Repeat the material exactly, every line of it.

* begin *

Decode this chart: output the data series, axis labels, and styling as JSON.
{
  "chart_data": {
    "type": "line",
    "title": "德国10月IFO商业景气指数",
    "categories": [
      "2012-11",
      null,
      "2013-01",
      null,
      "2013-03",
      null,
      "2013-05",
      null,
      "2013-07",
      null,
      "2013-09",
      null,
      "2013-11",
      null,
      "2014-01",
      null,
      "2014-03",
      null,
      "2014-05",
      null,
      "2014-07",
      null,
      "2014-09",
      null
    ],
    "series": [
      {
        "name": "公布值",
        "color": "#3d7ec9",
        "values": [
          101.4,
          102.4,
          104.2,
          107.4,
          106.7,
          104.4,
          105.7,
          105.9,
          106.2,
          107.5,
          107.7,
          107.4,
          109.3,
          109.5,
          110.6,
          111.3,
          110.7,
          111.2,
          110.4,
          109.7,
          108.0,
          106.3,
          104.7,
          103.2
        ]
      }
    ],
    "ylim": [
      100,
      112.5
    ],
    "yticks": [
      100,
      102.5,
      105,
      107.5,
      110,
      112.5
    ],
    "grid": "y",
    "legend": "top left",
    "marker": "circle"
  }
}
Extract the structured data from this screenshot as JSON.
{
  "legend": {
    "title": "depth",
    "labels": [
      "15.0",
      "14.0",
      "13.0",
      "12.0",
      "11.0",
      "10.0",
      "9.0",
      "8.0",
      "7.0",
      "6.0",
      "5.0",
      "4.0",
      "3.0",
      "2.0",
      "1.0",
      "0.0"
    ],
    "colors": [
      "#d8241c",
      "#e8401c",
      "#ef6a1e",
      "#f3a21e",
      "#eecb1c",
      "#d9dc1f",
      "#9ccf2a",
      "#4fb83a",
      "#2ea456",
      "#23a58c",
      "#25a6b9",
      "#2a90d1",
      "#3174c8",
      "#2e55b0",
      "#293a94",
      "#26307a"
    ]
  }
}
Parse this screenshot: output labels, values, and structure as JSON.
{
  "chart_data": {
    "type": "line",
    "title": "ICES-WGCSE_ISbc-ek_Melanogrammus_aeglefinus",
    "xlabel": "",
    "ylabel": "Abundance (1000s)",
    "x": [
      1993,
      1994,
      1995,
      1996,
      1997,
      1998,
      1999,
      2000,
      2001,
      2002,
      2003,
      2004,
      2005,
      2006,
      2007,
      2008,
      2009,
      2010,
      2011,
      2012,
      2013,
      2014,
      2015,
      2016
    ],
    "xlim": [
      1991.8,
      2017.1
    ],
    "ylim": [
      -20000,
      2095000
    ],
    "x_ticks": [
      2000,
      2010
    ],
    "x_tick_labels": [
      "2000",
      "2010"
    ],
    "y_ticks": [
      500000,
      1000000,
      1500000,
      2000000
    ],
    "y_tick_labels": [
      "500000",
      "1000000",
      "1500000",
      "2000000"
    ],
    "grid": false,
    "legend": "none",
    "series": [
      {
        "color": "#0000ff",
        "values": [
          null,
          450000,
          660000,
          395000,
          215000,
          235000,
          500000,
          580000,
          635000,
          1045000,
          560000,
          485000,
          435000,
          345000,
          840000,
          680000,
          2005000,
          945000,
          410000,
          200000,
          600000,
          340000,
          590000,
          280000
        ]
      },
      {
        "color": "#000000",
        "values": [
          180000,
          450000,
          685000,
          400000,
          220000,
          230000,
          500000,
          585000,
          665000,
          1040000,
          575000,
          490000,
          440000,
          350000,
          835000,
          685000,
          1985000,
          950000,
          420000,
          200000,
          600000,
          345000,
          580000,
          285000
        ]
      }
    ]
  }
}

* end *

__Answer to this exercise__:
Decode this chart: output the data series, axis labels, and styling as JSON.
{
  "chart_data": {
    "type": "line",
    "title": "德国10月IFO商业景气指数",
    "categories": [
      "2012-11",
      null,
      "2013-01",
      null,
      "2013-03",
      null,
      "2013-05",
      null,
      "2013-07",
      null,
      "2013-09",
      null,
      "2013-11",
      null,
      "2014-01",
      null,
      "2014-03",
      null,
      "2014-05",
      null,
      "2014-07",
      null,
      "2014-09",
      null
    ],
    "series": [
      {
        "name": "公布值",
        "color": "#3d7ec9",
        "values": [
          101.4,
          102.4,
          104.2,
          107.4,
          106.7,
          104.4,
          105.7,
          105.9,
          106.2,
          107.5,
          107.7,
          107.4,
          109.3,
          109.5,
          110.6,
          111.3,
          110.7,
          111.2,
          110.4,
          109.7,
          108.0,
          106.3,
          104.7,
          103.2
        ]
      }
    ],
    "ylim": [
      100,
      112.5
    ],
    "yticks": [
      100,
      102.5,
      105,
      107.5,
      110,
      112.5
    ],
    "grid": "y",
    "legend": "top left",
    "marker": "circle"
  }
}
Extract the structured data from this screenshot as JSON.
{
  "legend": {
    "title": "depth",
    "labels": [
      "15.0",
      "14.0",
      "13.0",
      "12.0",
      "11.0",
      "10.0",
      "9.0",
      "8.0",
      "7.0",
      "6.0",
      "5.0",
      "4.0",
      "3.0",
      "2.0",
      "1.0",
      "0.0"
    ],
    "colors": [
      "#d8241c",
      "#e8401c",
      "#ef6a1e",
      "#f3a21e",
      "#eecb1c",
      "#d9dc1f",
      "#9ccf2a",
      "#4fb83a",
      "#2ea456",
      "#23a58c",
      "#25a6b9",
      "#2a90d1",
      "#3174c8",
      "#2e55b0",
      "#293a94",
      "#26307a"
    ]
  }
}
Parse this screenshot: output labels, values, and structure as JSON.
{
  "chart_data": {
    "type": "line",
    "title": "ICES-WGCSE_ISbc-ek_Melanogrammus_aeglefinus",
    "xlabel": "",
    "ylabel": "Abundance (1000s)",
    "x": [
      1993,
      1994,
      1995,
      1996,
      1997,
      1998,
      1999,
      2000,
      2001,
      2002,
      2003,
      2004,
      2005,
      2006,
      2007,
      2008,
      2009,
      2010,
      2011,
      2012,
      2013,
      2014,
      2015,
      2016
    ],
    "xlim": [
      1991.8,
      2017.1
    ],
    "ylim": [
      -20000,
      2095000
    ],
    "x_ticks": [
      2000,
      2010
    ],
    "x_tick_labels": [
      "2000",
      "2010"
    ],
    "y_ticks": [
      500000,
      1000000,
      1500000,
      2000000
    ],
    "y_tick_labels": [
      "500000",
      "1000000",
      "1500000",
      "2000000"
    ],
    "grid": false,
    "legend": "none",
    "series": [
      {
        "color": "#0000ff",
        "values": [
          null,
          450000,
          660000,
          395000,
          215000,
          235000,
          500000,
          580000,
          635000,
          1045000,
          560000,
          485000,
          435000,
          345000,
          840000,
          680000,
          2005000,
          945000,
          410000,
          200000,
          600000,
          340000,
          590000,
          280000
        ]
      },
      {
        "color": "#000000",
        "values": [
          180000,
          450000,
          685000,
          400000,
          220000,
          230000,
          500000,
          585000,
          665000,
          1040000,
          575000,
          490000,
          440000,
          350000,
          835000,
          685000,
          1985000,
          950000,
          420000,
          200000,
          600000,
          345000,
          580000,
          285000
        ]
      }
    ]
  }
}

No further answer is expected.